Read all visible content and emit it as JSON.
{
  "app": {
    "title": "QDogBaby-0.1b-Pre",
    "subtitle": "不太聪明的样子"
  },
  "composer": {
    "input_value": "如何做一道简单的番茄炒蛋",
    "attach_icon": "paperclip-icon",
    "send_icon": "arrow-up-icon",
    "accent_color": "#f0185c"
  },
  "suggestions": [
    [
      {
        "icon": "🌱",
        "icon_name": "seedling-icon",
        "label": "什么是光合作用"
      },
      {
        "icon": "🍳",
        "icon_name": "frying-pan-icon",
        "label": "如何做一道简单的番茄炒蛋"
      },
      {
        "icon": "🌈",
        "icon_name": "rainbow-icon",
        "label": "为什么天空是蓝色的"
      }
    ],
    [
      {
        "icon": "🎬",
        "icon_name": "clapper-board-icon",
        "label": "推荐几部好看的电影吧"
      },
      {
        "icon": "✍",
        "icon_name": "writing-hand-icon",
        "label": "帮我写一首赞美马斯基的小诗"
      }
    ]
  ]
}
------------------------------------------------------------
### WRITTEN REQUEST
Copy out every line of the listing that includes the string "如何做一道简单的番茄炒蛋".

### FINISHED EXERCISE
    "input_value": "如何做一道简单的番茄炒蛋",
        "label": "如何做一道简单的番茄炒蛋"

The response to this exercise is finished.